• **Directive**
Lines containing the word "address" should be extracted in full.

• **Task inputs**
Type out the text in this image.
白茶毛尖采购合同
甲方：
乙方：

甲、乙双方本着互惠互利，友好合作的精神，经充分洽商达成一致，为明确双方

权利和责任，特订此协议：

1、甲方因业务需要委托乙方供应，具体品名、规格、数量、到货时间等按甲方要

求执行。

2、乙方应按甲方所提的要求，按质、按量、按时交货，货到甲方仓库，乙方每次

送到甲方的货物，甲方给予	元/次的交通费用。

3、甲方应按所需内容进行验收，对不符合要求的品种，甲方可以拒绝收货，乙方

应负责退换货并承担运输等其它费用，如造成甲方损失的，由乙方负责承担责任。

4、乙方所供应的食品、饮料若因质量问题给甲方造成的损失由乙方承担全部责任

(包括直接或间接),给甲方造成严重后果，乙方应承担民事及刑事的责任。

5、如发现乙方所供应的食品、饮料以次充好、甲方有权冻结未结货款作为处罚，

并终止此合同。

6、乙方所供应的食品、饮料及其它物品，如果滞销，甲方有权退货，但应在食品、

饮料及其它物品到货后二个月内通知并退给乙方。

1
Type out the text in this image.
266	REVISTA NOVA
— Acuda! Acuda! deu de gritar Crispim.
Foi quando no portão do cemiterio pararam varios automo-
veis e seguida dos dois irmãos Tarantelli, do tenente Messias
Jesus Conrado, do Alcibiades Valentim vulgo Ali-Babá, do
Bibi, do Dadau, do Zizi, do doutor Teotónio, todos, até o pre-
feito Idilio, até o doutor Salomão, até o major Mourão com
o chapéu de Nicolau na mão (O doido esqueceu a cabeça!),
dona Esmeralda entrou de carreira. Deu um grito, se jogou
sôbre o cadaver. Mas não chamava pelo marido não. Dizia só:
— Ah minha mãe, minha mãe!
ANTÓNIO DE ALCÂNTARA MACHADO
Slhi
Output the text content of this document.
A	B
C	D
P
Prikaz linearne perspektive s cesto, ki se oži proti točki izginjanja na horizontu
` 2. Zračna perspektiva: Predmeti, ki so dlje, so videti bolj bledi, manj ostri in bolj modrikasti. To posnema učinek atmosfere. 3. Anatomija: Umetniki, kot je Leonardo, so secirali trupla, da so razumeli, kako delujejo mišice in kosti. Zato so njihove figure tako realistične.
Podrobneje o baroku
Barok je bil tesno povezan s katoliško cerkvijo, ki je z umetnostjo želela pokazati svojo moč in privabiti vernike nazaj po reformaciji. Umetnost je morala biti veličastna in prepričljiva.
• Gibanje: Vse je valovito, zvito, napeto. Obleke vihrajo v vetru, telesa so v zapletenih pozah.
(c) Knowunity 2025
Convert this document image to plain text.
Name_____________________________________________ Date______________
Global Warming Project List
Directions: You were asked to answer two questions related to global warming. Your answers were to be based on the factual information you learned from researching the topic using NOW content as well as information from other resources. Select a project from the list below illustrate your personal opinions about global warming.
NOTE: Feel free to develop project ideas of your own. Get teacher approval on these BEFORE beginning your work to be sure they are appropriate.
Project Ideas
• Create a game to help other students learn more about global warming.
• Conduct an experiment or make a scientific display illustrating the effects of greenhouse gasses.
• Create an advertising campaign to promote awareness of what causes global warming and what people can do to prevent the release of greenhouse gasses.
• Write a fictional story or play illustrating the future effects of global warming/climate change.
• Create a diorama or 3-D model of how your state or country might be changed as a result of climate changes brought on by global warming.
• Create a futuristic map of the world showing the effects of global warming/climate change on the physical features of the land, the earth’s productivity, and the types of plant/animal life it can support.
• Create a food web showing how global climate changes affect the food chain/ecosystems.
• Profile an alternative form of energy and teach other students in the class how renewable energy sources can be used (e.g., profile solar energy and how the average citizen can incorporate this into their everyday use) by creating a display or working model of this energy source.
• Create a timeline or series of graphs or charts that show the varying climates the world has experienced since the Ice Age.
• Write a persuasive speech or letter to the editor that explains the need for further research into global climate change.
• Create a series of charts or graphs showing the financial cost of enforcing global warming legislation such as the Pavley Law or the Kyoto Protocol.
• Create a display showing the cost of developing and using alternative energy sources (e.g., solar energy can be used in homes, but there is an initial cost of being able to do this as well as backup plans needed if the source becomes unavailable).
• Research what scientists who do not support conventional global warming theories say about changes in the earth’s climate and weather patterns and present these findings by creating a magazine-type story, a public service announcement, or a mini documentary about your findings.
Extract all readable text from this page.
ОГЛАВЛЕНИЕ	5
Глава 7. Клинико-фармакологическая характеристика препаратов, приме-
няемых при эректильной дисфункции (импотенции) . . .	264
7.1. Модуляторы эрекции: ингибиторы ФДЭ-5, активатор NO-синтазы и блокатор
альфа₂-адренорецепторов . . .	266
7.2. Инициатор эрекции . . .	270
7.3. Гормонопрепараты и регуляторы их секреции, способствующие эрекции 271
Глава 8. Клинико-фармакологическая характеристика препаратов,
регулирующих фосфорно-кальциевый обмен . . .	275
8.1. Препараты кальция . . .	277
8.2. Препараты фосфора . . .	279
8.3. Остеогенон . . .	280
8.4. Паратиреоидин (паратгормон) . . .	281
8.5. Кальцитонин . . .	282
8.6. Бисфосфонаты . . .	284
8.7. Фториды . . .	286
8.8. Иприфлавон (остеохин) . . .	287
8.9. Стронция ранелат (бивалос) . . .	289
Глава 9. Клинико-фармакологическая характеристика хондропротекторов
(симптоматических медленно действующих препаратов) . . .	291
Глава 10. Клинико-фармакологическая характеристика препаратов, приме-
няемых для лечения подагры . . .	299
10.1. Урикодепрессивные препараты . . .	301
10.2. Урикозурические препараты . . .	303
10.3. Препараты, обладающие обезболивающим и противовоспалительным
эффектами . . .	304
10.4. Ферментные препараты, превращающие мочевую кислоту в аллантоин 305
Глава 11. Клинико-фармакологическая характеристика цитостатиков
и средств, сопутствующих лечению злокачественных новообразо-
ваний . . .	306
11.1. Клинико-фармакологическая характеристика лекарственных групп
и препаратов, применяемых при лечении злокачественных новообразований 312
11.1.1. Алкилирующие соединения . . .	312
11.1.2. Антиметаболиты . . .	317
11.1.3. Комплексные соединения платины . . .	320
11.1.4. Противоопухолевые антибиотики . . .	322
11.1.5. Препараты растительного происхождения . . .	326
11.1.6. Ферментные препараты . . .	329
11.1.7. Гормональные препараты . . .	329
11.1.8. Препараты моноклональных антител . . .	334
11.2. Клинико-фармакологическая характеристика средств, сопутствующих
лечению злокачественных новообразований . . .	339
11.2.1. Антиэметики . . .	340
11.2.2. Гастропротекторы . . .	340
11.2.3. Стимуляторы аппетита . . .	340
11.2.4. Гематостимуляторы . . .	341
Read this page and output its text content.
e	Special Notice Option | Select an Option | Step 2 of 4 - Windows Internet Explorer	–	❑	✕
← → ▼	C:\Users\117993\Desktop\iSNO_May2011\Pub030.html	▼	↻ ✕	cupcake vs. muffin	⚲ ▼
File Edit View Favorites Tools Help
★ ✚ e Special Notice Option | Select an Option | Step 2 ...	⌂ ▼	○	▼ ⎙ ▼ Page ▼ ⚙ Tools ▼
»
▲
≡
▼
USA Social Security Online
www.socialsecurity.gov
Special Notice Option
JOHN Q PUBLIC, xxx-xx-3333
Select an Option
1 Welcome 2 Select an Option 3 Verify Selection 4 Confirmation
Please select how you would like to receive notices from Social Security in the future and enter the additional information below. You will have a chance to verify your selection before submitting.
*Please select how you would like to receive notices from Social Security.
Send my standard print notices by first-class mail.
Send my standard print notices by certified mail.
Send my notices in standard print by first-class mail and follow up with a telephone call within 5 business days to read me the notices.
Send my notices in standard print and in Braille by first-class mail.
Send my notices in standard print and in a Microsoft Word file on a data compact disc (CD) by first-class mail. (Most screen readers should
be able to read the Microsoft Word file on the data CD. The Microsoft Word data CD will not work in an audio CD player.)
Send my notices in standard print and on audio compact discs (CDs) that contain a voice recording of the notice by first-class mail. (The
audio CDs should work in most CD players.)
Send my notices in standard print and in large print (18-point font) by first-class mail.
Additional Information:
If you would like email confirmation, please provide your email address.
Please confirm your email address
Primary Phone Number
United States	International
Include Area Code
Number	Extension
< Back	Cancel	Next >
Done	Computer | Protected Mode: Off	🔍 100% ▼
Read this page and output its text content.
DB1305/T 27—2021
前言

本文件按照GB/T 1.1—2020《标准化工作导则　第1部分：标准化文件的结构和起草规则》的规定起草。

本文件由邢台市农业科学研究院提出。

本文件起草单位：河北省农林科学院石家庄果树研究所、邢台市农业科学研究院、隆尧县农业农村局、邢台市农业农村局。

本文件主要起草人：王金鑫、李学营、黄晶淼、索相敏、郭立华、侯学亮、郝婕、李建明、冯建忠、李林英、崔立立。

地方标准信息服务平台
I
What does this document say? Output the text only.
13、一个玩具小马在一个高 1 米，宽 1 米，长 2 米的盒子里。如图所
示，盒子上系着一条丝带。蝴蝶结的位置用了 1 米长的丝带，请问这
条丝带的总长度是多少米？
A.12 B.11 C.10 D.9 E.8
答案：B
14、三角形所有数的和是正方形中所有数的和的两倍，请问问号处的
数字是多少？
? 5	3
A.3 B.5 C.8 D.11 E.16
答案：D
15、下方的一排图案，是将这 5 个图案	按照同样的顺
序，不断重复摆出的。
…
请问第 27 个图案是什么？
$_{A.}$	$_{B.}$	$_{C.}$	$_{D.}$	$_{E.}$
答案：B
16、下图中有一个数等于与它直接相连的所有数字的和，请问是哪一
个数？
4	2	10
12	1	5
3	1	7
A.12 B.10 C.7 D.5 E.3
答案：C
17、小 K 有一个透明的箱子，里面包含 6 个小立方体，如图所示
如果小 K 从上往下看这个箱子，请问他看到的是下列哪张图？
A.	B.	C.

• **Exercise solution**
If you would like email confirmation, please provide your email address.
Please confirm your email address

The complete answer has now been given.